PROVIDED INFORMATION:

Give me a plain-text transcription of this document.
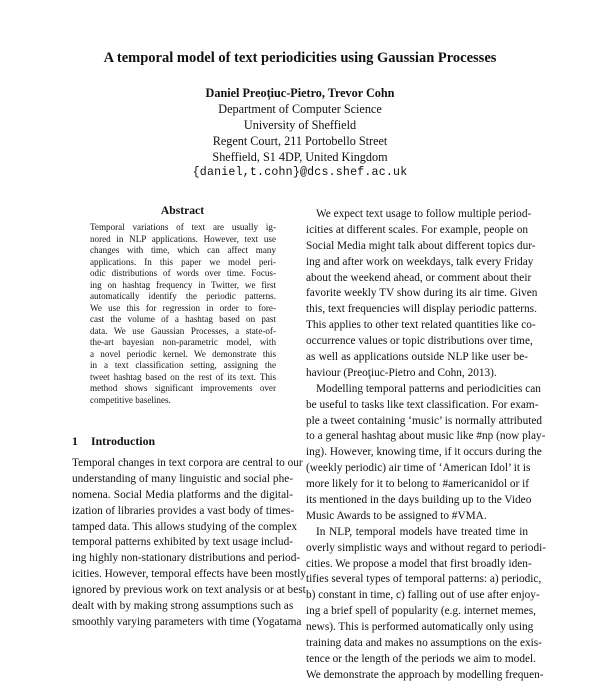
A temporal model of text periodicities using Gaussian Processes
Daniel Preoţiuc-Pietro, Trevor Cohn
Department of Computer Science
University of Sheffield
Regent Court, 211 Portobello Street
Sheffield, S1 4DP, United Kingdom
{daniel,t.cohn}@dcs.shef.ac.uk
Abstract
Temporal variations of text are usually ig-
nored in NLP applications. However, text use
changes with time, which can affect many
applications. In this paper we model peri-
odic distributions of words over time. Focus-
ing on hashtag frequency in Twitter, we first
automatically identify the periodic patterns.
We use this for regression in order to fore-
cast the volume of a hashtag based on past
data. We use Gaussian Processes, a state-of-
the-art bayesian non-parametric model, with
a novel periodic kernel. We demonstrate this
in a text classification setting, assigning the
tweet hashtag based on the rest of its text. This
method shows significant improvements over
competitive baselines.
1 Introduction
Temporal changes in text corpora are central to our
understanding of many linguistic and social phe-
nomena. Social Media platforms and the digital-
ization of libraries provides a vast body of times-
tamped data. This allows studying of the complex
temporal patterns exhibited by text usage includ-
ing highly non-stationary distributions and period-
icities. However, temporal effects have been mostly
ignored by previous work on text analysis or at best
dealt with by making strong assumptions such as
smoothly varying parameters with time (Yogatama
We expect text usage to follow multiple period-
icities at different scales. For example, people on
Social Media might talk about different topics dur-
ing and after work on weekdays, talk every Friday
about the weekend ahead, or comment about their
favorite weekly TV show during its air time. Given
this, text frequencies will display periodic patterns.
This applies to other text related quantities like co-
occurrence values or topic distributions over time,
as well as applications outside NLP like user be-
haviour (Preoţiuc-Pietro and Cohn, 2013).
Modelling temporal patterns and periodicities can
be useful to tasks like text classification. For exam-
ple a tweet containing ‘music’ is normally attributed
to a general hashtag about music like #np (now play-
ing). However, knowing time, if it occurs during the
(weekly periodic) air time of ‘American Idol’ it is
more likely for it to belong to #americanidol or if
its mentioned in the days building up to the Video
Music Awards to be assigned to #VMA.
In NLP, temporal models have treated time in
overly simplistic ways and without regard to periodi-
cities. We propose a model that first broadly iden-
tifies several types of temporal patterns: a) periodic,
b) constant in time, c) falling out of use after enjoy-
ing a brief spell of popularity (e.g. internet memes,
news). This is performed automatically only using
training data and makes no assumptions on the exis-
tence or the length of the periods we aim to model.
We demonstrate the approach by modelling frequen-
...
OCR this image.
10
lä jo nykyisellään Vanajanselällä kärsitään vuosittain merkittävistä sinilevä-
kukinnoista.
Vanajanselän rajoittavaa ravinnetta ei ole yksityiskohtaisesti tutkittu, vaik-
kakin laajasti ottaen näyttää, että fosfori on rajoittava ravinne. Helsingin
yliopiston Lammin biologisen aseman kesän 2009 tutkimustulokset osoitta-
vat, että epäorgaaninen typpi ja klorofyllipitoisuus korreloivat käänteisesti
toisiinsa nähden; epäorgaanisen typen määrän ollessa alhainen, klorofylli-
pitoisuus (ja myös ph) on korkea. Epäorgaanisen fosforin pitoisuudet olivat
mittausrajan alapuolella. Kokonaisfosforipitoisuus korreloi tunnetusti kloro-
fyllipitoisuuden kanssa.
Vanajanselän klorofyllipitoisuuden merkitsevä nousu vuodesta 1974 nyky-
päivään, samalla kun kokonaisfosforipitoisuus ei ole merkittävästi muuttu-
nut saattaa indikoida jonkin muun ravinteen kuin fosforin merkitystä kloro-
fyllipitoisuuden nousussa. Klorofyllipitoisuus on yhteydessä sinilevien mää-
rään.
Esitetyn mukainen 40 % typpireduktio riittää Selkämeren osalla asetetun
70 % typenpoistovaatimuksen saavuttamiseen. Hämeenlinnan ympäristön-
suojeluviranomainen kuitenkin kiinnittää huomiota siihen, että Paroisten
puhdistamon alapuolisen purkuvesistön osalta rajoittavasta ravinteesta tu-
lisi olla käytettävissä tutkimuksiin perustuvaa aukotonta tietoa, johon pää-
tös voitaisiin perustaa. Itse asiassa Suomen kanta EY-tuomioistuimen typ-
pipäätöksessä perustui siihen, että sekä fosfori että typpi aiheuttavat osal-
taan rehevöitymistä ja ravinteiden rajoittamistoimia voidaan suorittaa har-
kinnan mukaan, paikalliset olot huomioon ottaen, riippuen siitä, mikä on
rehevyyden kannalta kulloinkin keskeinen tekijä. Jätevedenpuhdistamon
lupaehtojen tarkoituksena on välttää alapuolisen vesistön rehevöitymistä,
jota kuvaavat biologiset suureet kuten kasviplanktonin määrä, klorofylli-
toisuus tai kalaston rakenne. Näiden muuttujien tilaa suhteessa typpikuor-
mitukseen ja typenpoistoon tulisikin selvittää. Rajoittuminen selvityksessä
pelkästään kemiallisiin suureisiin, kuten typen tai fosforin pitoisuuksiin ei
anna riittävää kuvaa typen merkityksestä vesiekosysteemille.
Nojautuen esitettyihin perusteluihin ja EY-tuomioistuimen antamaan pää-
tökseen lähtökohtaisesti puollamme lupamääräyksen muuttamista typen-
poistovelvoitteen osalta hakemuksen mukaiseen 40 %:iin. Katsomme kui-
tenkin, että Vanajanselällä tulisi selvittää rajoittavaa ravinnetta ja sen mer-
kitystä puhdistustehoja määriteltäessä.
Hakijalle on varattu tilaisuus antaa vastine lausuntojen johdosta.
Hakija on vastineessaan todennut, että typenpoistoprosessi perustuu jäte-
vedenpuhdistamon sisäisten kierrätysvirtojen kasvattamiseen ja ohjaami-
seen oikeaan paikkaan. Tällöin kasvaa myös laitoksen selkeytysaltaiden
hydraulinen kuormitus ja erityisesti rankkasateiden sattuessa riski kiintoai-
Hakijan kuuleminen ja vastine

AIM OF THE EXERCISE:
Scan the material for lines with the word "work", and copy each line you find.

RESULT OF THIS EXERCISE:
ignored by previous work on text analysis or at best
ing and after work on weekdays, talk every Friday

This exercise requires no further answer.